#### Teks yang Diberikan:
= = =
Menurut Anwar, ke depannya, strategi bakar uang bukan hanya menjadi ancaman bagi startup yang mengandalkannya, tetapi juga bagi ekosistem secara keseluruhan. Pemerintah memiliki peran penting untuk mendorong regulasi dan insentif yang mendukung inovasi berkelanjutan.

Dukungan bagi startup yang berorientasi pada profitabilitas dan dampak sosial terhadap ekosistem ekonomi terutama menengah bawah harus menjadi prioritas. Kebijakan ini tidak hanya memastikan keberlanjutan industri startup, tetapi juga melindungi rakyat dari risiko ketidakstabilan yang diakibatkan oleh kegagalan bisnis besar yang mendominasi pasar.

Ketua Umum Asosiasi E-Commerce Indonesia (idEA), Budi Primawan, mengatakan meski strategi bakar uang telah menjadi ciri khas bagi banyak startup dan marketplace di Indonesia, namun efektivitas strategi ini memang semakin dipertanyakan. Karena berkaca pada Bukalapak, yang memutuskan menghentikan penjualan produk fisik dan berfokus pada produk digital setelah mengalami kerugian signifikan.
= = =
Entri elemen berbingkai:
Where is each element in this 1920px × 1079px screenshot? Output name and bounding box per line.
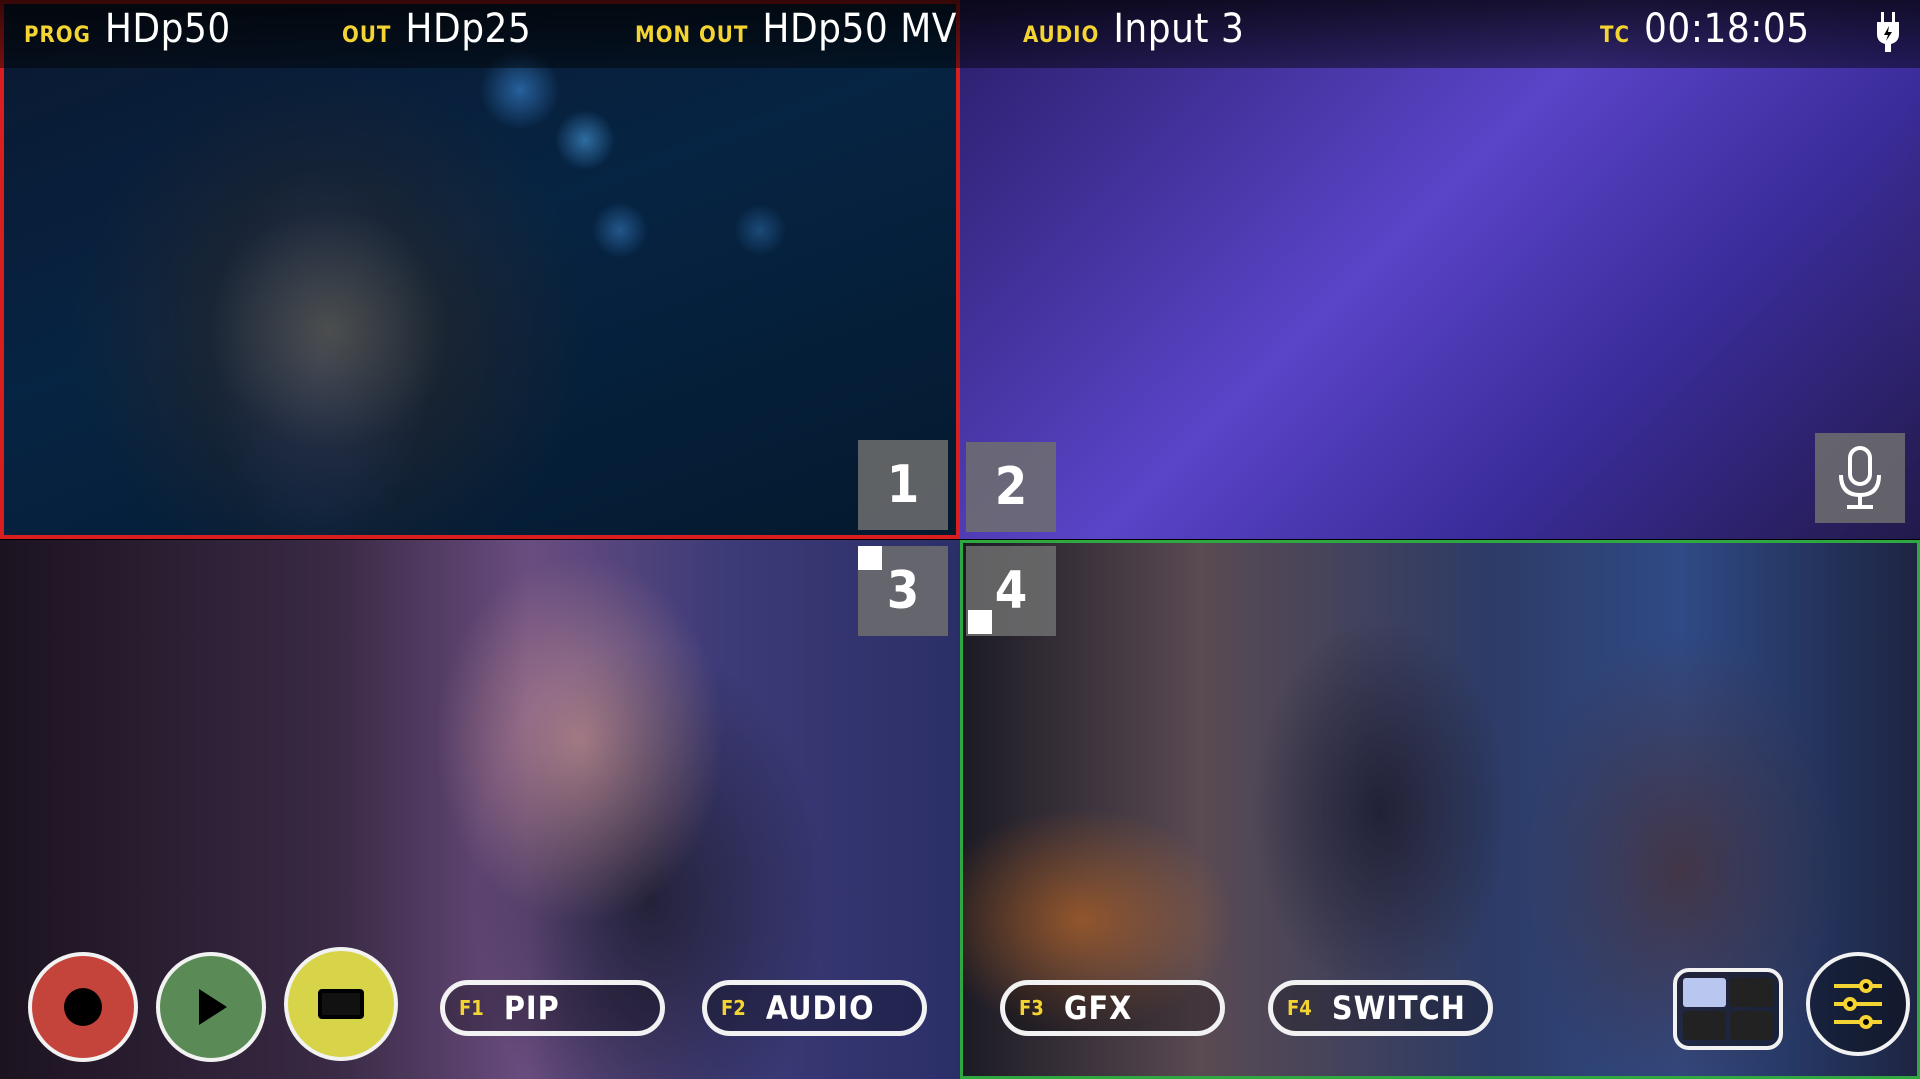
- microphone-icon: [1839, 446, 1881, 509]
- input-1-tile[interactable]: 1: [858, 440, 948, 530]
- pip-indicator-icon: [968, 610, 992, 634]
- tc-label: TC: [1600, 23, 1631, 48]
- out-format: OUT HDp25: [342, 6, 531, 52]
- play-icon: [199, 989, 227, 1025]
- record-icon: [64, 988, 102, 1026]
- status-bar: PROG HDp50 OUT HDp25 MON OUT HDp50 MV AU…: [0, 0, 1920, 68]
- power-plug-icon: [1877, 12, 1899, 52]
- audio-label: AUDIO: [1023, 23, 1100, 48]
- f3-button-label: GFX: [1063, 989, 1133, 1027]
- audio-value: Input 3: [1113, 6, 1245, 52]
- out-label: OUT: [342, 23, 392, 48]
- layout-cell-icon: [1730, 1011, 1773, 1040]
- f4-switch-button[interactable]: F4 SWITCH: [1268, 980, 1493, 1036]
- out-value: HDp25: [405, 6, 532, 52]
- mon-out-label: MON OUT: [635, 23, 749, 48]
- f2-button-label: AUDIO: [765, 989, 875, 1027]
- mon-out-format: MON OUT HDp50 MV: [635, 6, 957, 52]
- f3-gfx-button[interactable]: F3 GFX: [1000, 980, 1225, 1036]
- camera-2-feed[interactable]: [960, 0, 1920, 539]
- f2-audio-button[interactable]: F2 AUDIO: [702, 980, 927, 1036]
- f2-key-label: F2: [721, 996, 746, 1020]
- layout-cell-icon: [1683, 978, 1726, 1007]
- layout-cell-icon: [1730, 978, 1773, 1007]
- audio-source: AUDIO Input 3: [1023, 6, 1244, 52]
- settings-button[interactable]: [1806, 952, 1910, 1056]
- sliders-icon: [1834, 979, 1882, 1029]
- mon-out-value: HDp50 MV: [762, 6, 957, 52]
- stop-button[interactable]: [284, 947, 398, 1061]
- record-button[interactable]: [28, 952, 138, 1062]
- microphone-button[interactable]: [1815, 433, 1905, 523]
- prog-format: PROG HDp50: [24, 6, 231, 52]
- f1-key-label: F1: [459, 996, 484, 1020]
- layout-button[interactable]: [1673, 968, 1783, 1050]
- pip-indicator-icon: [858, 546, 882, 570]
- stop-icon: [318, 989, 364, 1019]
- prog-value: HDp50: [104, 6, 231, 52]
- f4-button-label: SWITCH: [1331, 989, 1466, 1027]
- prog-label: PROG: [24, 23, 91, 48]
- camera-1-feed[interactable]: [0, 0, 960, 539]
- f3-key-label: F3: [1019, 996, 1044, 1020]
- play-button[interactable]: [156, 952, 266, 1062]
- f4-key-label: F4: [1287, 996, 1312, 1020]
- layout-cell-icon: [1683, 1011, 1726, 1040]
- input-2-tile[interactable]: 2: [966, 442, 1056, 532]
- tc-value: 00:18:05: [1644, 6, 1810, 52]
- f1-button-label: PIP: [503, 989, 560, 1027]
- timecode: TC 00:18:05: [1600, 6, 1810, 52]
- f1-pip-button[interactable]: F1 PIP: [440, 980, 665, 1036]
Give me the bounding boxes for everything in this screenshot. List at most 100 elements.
= = =
#### Tugas dan Latihan:
#1 Menurut teks tentang strategi bakar uang, apa yang diputuskan Bukalapak setelah mengalami kerugian signifikan?
#2 Ulangi kata demi kata bagian teks tentang strategi bakar uang yang dibuka dengan kata-kata yang memuat "Menurut Anwar, ke" dan ditutup dengan "mendukung inovasi berkelanjutan.".
Entri-entri tersebut merupakan bahan tersendiri yang terpisah dari teks.

#### Kunci Jawaban:
#1 Bukalapak memutuskan menghentikan penjualan produk fisik dan berfokus pada produk digital.

#2
Menurut Anwar, ke depannya, strategi bakar uang bukan hanya menjadi ancaman bagi startup yang mengandalkannya, tetapi juga bagi ekosistem secara keseluruhan. Pemerintah memiliki peran penting untuk mendorong regulasi dan insentif yang mendukung inovasi berkelanjutan.